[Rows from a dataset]

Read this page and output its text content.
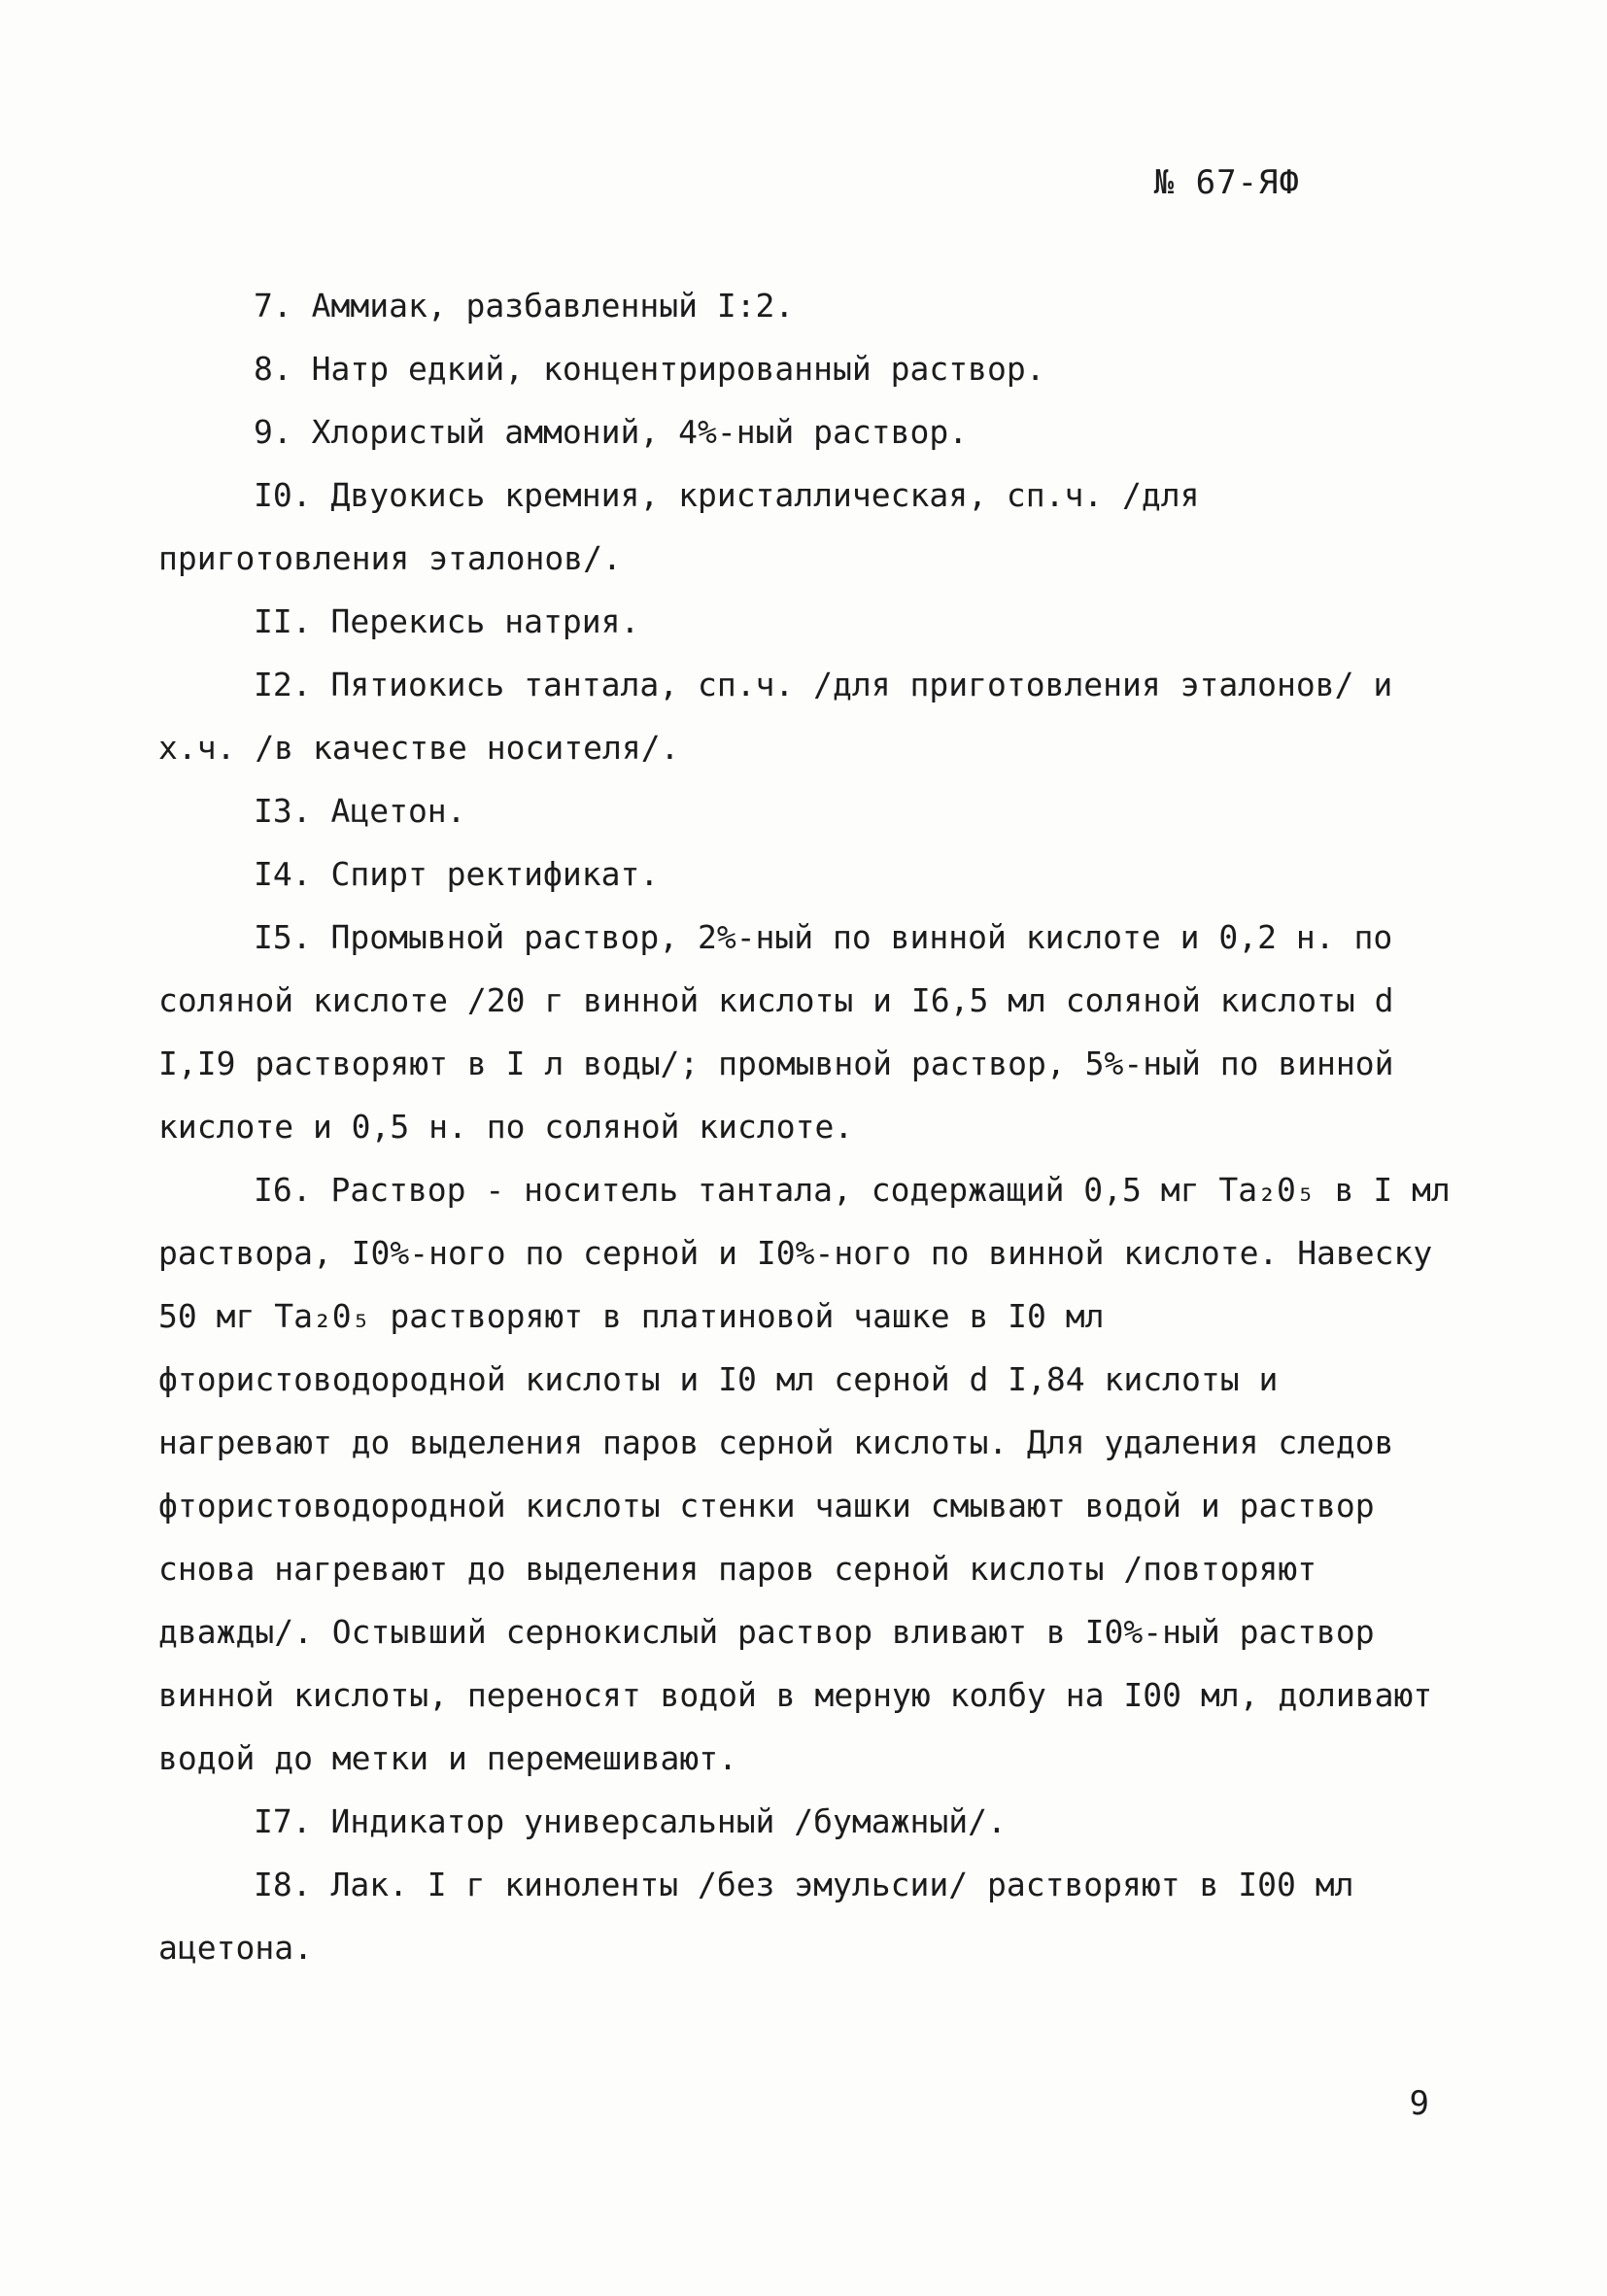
№ 67-ЯФ

7. Аммиак, разбавленный I:2.

8. Натр едкий, концентрированный раствор.

9. Хлористый аммоний, 4%-ный раствор.

I0. Двуокись кремния, кристаллическая, сп.ч. /для приготовления эталонов/.

II. Перекись натрия.

I2. Пятиокись тантала, сп.ч. /для приготовления эталонов/ и х.ч. /в качестве носителя/.

I3. Ацетон.

I4. Спирт ректификат.

I5. Промывной раствор, 2%-ный по винной кислоте и 0,2 н. по соляной кислоте /20 г винной кислоты и I6,5 мл соляной кислоты d I,I9 растворяют в I л воды/; промывной раствор, 5%-ный по винной кислоте и 0,5 н. по соляной кислоте.

I6. Раствор - носитель тантала, содержащий 0,5 мг Ta₂0₅ в I мл раствора, I0%-ного по серной и I0%-ного по винной кислоте. Навеску 50 мг Ta₂0₅ растворяют в платиновой чашке в I0 мл фтористоводородной кислоты и I0 мл серной d I,84 кислоты и нагревают до выделения паров серной кислоты. Для удаления следов фтористоводородной кислоты стенки чашки смывают водой и раствор снова нагревают до выделения паров серной кислоты /повторяют дважды/. Остывший сернокислый раствор вливают в I0%-ный раствор винной кислоты, переносят водой в мерную колбу на I00 мл, доливают водой до метки и перемешивают.

I7. Индикатор универсальный /бумажный/.

I8. Лак. I г киноленты /без эмульсии/ растворяют в I00 мл ацетона.

9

Task description
Print the entries above exactly, taking out only the pictures.

Task answer
Read this page and output its text content.
№ 67-ЯФ

7. Аммиак, разбавленный I:2.

8. Натр едкий, концентрированный раствор.

9. Хлористый аммоний, 4%-ный раствор.

I0. Двуокись кремния, кристаллическая, сп.ч. /для приготовления эталонов/.

II. Перекись натрия.

I2. Пятиокись тантала, сп.ч. /для приготовления эталонов/ и х.ч. /в качестве носителя/.

I3. Ацетон.

I4. Спирт ректификат.

I5. Промывной раствор, 2%-ный по винной кислоте и 0,2 н. по соляной кислоте /20 г винной кислоты и I6,5 мл соляной кислоты d I,I9 растворяют в I л воды/; промывной раствор, 5%-ный по винной кислоте и 0,5 н. по соляной кислоте.

I6. Раствор - носитель тантала, содержащий 0,5 мг Ta₂0₅ в I мл раствора, I0%-ного по серной и I0%-ного по винной кислоте. Навеску 50 мг Ta₂0₅ растворяют в платиновой чашке в I0 мл фтористоводородной кислоты и I0 мл серной d I,84 кислоты и нагревают до выделения паров серной кислоты. Для удаления следов фтористоводородной кислоты стенки чашки смывают водой и раствор снова нагревают до выделения паров серной кислоты /повторяют дважды/. Остывший сернокислый раствор вливают в I0%-ный раствор винной кислоты, переносят водой в мерную колбу на I00 мл, доливают водой до метки и перемешивают.

I7. Индикатор универсальный /бумажный/.

I8. Лак. I г киноленты /без эмульсии/ растворяют в I00 мл ацетона.

9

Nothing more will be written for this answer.